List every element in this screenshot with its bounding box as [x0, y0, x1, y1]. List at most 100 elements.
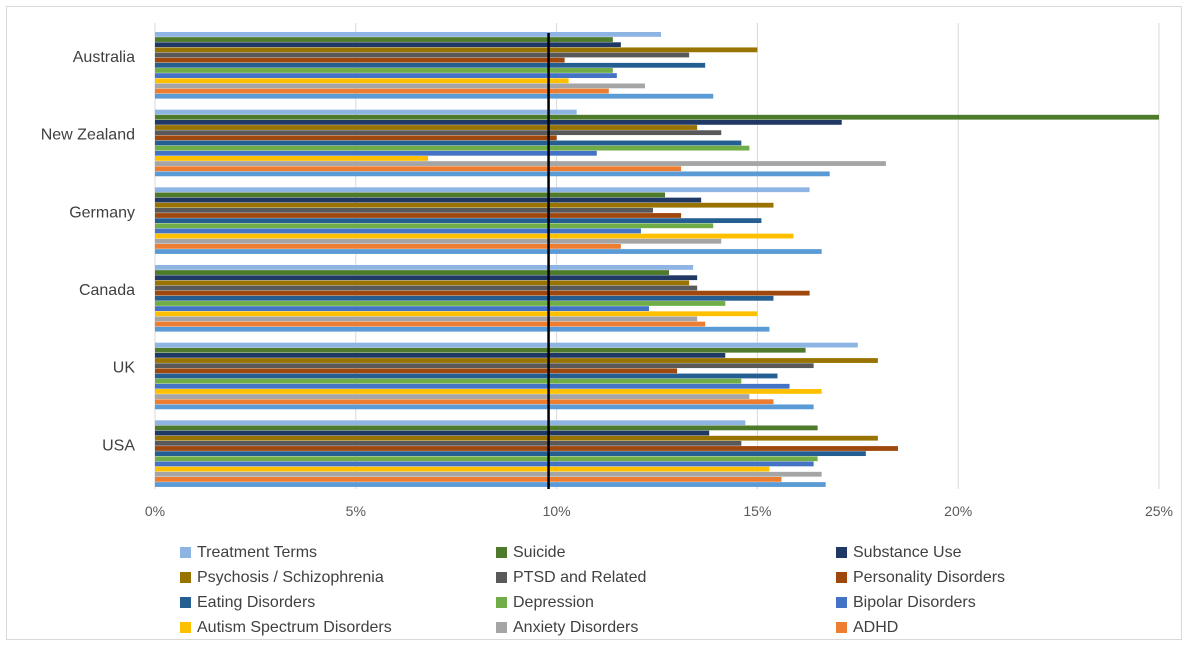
- bar: [155, 456, 818, 462]
- bar: [155, 430, 710, 436]
- legend-swatch: [496, 597, 507, 608]
- bar: [155, 466, 770, 472]
- bar: [155, 161, 886, 166]
- legend-item: ADHD: [836, 619, 898, 636]
- legend-label: PTSD and Related: [513, 569, 646, 586]
- bar: [155, 238, 722, 244]
- bar: [155, 218, 762, 224]
- bar: [155, 358, 878, 363]
- legend-label: Suicide: [513, 544, 566, 561]
- bar: [155, 119, 842, 125]
- bar: [155, 316, 698, 322]
- bar: [155, 435, 878, 441]
- bar: [155, 378, 742, 384]
- legend-item: Treatment Terms: [180, 544, 317, 561]
- x-tick-labels: 0% 5% 10% 15% 20% 25%: [145, 503, 1173, 519]
- bar: [155, 213, 682, 218]
- bar: [155, 249, 822, 254]
- bar: [155, 290, 810, 296]
- bar: [155, 57, 565, 63]
- bar: [155, 373, 778, 379]
- bar: [155, 321, 706, 327]
- bar: [155, 83, 645, 89]
- bar: [155, 389, 822, 394]
- legend-item: Depression: [496, 594, 594, 611]
- bar: [155, 88, 609, 94]
- bar: [155, 311, 758, 317]
- bar: [155, 270, 670, 275]
- bar: [155, 233, 794, 239]
- bar: [155, 47, 758, 53]
- category-label: UK: [113, 360, 136, 377]
- bar: [155, 192, 666, 198]
- legend-swatch: [496, 547, 507, 558]
- bar: [155, 37, 613, 42]
- bar: [155, 476, 782, 482]
- legend-item: Autism Spectrum Disorders: [180, 619, 392, 636]
- legend-swatch: [496, 572, 507, 583]
- gridlines: [154, 23, 1160, 489]
- legend-label: Anxiety Disorders: [513, 619, 638, 636]
- bar: [155, 404, 814, 410]
- legend-item: Substance Use: [836, 544, 962, 561]
- bar: [155, 420, 746, 426]
- bar: [155, 150, 597, 156]
- bar: [155, 42, 621, 48]
- x-tick-label: 25%: [1145, 503, 1173, 519]
- bar: [155, 223, 714, 229]
- legend-swatch: [836, 597, 847, 608]
- bar: [155, 73, 617, 78]
- bar: [155, 363, 814, 369]
- bar: [155, 326, 770, 332]
- bar: [155, 207, 653, 213]
- x-tick-label: 15%: [743, 503, 771, 519]
- bar: [155, 285, 698, 291]
- category-label: Australia: [73, 49, 135, 66]
- bar: [155, 166, 682, 172]
- bar: [155, 228, 641, 234]
- bar: [155, 52, 690, 58]
- bar: [155, 301, 726, 306]
- bar: [155, 265, 694, 270]
- bar: [155, 62, 706, 68]
- bar: [155, 352, 726, 358]
- legend: Treatment Terms Suicide Substance Use Psych…: [180, 544, 1005, 636]
- legend-swatch: [836, 622, 847, 633]
- category-label: Germany: [69, 204, 135, 221]
- x-tick-label: 10%: [543, 503, 571, 519]
- bar: [155, 451, 866, 457]
- legend-label: Autism Spectrum Disorders: [197, 619, 392, 636]
- legend-label: Depression: [513, 594, 594, 611]
- bar: [155, 197, 702, 203]
- bar: [155, 275, 698, 281]
- chart-frame: [6, 6, 1182, 640]
- legend-item: Personality Disorders: [836, 569, 1005, 586]
- bar: [155, 93, 714, 99]
- legend-item: Bipolar Disorders: [836, 594, 976, 611]
- bar: [155, 68, 613, 73]
- legend-item: Psychosis / Schizophrenia: [180, 569, 384, 586]
- legend-item: Suicide: [496, 544, 566, 561]
- category-label: USA: [102, 437, 135, 454]
- bar: [155, 135, 557, 141]
- legend-swatch: [496, 622, 507, 633]
- category-labels: Australia New Zealand Germany Canada UK USA: [41, 49, 136, 454]
- legend-label: ADHD: [853, 619, 898, 636]
- bar: [155, 425, 818, 431]
- legend-item: Anxiety Disorders: [496, 619, 638, 636]
- legend-item: Eating Disorders: [180, 594, 315, 611]
- bar: [155, 446, 898, 451]
- bar: [155, 461, 814, 467]
- bar: [155, 306, 649, 311]
- legend-swatch: [180, 622, 191, 633]
- bar: [155, 347, 806, 353]
- bar: [155, 383, 790, 389]
- legend-label: Eating Disorders: [197, 594, 315, 611]
- bar: [155, 471, 822, 477]
- bar: [155, 243, 621, 249]
- category-label: New Zealand: [41, 127, 135, 144]
- bar: [155, 114, 1159, 120]
- bar: [155, 187, 810, 193]
- legend-swatch: [180, 572, 191, 583]
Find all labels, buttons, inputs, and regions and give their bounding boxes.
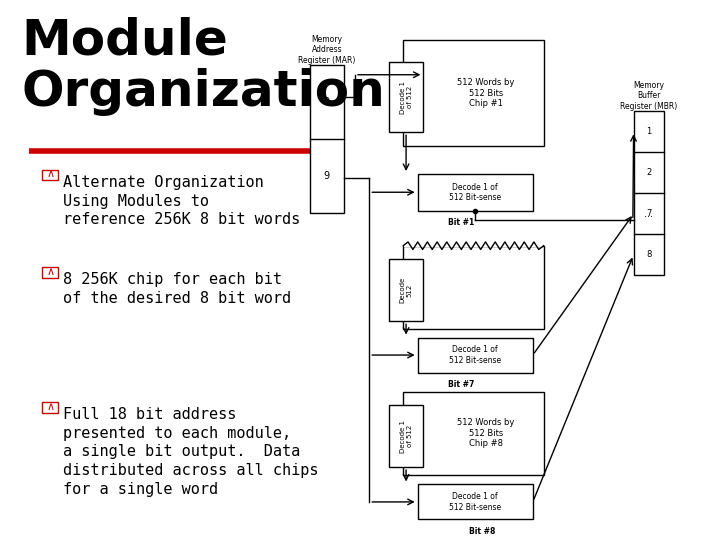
Text: Full 18 bit address
presented to each module,
a single bit output.  Data
distrib: Full 18 bit address presented to each mo… xyxy=(63,407,319,497)
Text: Decode 1 of
512 Bit-sense: Decode 1 of 512 Bit-sense xyxy=(449,492,501,511)
Text: Decode 1 of
512 Bit-sense: Decode 1 of 512 Bit-sense xyxy=(449,346,501,365)
Bar xyxy=(403,246,544,329)
Text: Decode
512: Decode 512 xyxy=(400,277,413,303)
Bar xyxy=(404,233,543,247)
Text: Decode 1 of
512 Bit-sense: Decode 1 of 512 Bit-sense xyxy=(449,183,501,202)
Bar xyxy=(418,174,533,211)
Text: Bit #7: Bit #7 xyxy=(448,380,474,389)
Text: 7: 7 xyxy=(646,209,652,218)
Text: 512 Words by
512 Bits
Chip #8: 512 Words by 512 Bits Chip #8 xyxy=(457,418,515,448)
Bar xyxy=(389,405,423,467)
Text: 9: 9 xyxy=(324,171,330,181)
Text: Bit #8: Bit #8 xyxy=(469,527,495,536)
Bar xyxy=(42,170,58,180)
Bar xyxy=(310,65,344,213)
Bar xyxy=(403,40,544,146)
Text: ∧: ∧ xyxy=(46,170,55,179)
Text: Alternate Organization
Using Modules to
reference 256K 8 bit words: Alternate Organization Using Modules to … xyxy=(63,175,301,227)
Text: Module
Organization: Module Organization xyxy=(22,16,385,116)
Text: 2: 2 xyxy=(646,168,652,177)
Text: ...: ... xyxy=(644,208,653,219)
Text: Decode 1
of 512: Decode 1 of 512 xyxy=(400,420,413,453)
Bar xyxy=(42,402,58,413)
Text: Decode 1
of 512: Decode 1 of 512 xyxy=(400,80,413,114)
Text: Bit #1: Bit #1 xyxy=(448,218,474,227)
Text: Memory
Address
Register (MAR): Memory Address Register (MAR) xyxy=(298,35,356,65)
Text: ∧: ∧ xyxy=(46,402,55,411)
Text: 512 Words by
512 Bits
Chip #1: 512 Words by 512 Bits Chip #1 xyxy=(457,78,515,108)
Bar xyxy=(389,62,423,132)
Bar xyxy=(418,484,533,519)
Bar xyxy=(634,111,664,275)
Text: 8: 8 xyxy=(646,251,652,259)
Text: 1: 1 xyxy=(646,127,652,136)
Text: 8 256K chip for each bit
of the desired 8 bit word: 8 256K chip for each bit of the desired … xyxy=(63,272,292,306)
Text: Memory
Buffer
Register (MBR): Memory Buffer Register (MBR) xyxy=(620,81,678,111)
Bar xyxy=(389,259,423,321)
Bar xyxy=(403,392,544,475)
Bar xyxy=(42,267,58,278)
Text: 9: 9 xyxy=(324,97,330,107)
Bar xyxy=(418,338,533,373)
Text: ∧: ∧ xyxy=(46,267,55,276)
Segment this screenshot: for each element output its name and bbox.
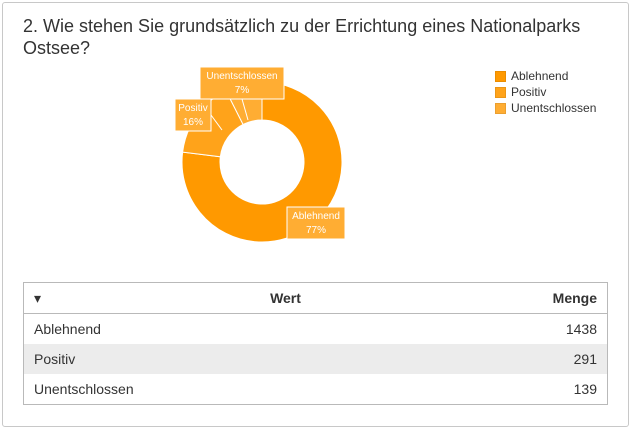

> EXERCISE DIRECTIONS: Work out how many lines in the entries above contain the string "each", treating uppercase and lowercase as different. Reply with the number alone.

> EXERCISE SOLUTION: 5